Task objective:
Please repeat all of the listing exactly.

(Collection entries)
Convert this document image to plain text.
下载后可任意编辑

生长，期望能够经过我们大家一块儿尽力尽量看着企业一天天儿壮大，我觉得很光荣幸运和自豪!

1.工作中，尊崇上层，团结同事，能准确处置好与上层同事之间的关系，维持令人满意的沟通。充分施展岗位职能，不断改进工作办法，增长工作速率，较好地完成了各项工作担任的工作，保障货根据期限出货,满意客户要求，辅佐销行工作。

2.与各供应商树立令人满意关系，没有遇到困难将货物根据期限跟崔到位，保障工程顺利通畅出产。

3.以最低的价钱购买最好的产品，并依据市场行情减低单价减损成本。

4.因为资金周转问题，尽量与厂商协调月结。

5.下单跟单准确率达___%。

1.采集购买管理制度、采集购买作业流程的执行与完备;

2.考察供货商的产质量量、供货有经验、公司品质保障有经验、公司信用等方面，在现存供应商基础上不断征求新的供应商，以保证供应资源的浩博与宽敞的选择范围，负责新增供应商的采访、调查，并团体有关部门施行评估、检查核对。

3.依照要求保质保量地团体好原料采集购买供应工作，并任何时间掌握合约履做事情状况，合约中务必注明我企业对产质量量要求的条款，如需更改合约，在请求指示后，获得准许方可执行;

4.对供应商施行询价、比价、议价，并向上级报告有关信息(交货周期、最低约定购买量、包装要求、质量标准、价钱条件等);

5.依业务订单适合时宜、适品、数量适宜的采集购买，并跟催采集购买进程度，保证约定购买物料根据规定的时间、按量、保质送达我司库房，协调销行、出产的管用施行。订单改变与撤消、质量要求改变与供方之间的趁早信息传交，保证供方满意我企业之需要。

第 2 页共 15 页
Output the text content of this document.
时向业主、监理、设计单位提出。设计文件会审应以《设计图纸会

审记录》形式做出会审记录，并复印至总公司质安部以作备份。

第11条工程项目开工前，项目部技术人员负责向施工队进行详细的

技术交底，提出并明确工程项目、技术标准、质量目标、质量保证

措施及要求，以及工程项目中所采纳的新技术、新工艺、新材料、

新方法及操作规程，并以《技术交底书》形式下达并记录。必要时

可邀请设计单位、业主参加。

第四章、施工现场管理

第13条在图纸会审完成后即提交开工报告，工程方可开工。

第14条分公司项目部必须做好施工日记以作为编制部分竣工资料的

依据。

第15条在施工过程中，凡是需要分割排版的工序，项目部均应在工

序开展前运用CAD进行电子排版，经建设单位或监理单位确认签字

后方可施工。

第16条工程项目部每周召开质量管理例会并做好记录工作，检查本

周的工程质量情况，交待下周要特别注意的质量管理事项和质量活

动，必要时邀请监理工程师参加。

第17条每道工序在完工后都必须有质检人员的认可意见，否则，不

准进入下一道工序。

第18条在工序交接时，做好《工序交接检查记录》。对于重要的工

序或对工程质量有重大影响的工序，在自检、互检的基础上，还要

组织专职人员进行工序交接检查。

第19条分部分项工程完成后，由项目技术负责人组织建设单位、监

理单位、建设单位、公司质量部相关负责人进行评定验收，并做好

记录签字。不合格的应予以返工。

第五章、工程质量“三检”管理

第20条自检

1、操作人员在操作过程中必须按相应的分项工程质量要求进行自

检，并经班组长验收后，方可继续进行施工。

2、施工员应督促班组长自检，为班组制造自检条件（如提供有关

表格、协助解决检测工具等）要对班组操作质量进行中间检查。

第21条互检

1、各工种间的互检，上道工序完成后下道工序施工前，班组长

Worked solution:
Convert this document image to plain text.
下载后可任意编辑

生长，期望能够经过我们大家一块儿尽力尽量看着企业一天天儿壮大，我觉得很光荣幸运和自豪!

1.工作中，尊崇上层，团结同事，能准确处置好与上层同事之间的关系，维持令人满意的沟通。充分施展岗位职能，不断改进工作办法，增长工作速率，较好地完成了各项工作担任的工作，保障货根据期限出货,满意客户要求，辅佐销行工作。

2.与各供应商树立令人满意关系，没有遇到困难将货物根据期限跟崔到位，保障工程顺利通畅出产。

3.以最低的价钱购买最好的产品，并依据市场行情减低单价减损成本。

4.因为资金周转问题，尽量与厂商协调月结。

5.下单跟单准确率达___%。

1.采集购买管理制度、采集购买作业流程的执行与完备;

2.考察供货商的产质量量、供货有经验、公司品质保障有经验、公司信用等方面，在现存供应商基础上不断征求新的供应商，以保证供应资源的浩博与宽敞的选择范围，负责新增供应商的采访、调查，并团体有关部门施行评估、检查核对。

3.依照要求保质保量地团体好原料采集购买供应工作，并任何时间掌握合约履做事情状况，合约中务必注明我企业对产质量量要求的条款，如需更改合约，在请求指示后，获得准许方可执行;

4.对供应商施行询价、比价、议价，并向上级报告有关信息(交货周期、最低约定购买量、包装要求、质量标准、价钱条件等);

5.依业务订单适合时宜、适品、数量适宜的采集购买，并跟催采集购买进程度，保证约定购买物料根据规定的时间、按量、保质送达我司库房，协调销行、出产的管用施行。订单改变与撤消、质量要求改变与供方之间的趁早信息传交，保证供方满意我企业之需要。

第 2 页共 15 页
Output the text content of this document.
时向业主、监理、设计单位提出。设计文件会审应以《设计图纸会

审记录》形式做出会审记录，并复印至总公司质安部以作备份。

第11条工程项目开工前，项目部技术人员负责向施工队进行详细的

技术交底，提出并明确工程项目、技术标准、质量目标、质量保证

措施及要求，以及工程项目中所采纳的新技术、新工艺、新材料、

新方法及操作规程，并以《技术交底书》形式下达并记录。必要时

可邀请设计单位、业主参加。

第四章、施工现场管理

第13条在图纸会审完成后即提交开工报告，工程方可开工。

第14条分公司项目部必须做好施工日记以作为编制部分竣工资料的

依据。

第15条在施工过程中，凡是需要分割排版的工序，项目部均应在工

序开展前运用CAD进行电子排版，经建设单位或监理单位确认签字

后方可施工。

第16条工程项目部每周召开质量管理例会并做好记录工作，检查本

周的工程质量情况，交待下周要特别注意的质量管理事项和质量活

动，必要时邀请监理工程师参加。

第17条每道工序在完工后都必须有质检人员的认可意见，否则，不

准进入下一道工序。

第18条在工序交接时，做好《工序交接检查记录》。对于重要的工

序或对工程质量有重大影响的工序，在自检、互检的基础上，还要

组织专职人员进行工序交接检查。

第19条分部分项工程完成后，由项目技术负责人组织建设单位、监

理单位、建设单位、公司质量部相关负责人进行评定验收，并做好

记录签字。不合格的应予以返工。

第五章、工程质量“三检”管理

第20条自检

1、操作人员在操作过程中必须按相应的分项工程质量要求进行自

检，并经班组长验收后，方可继续进行施工。

2、施工员应督促班组长自检，为班组制造自检条件（如提供有关

表格、协助解决检测工具等）要对班组操作质量进行中间检查。

第21条互检

1、各工种间的互检，上道工序完成后下道工序施工前，班组长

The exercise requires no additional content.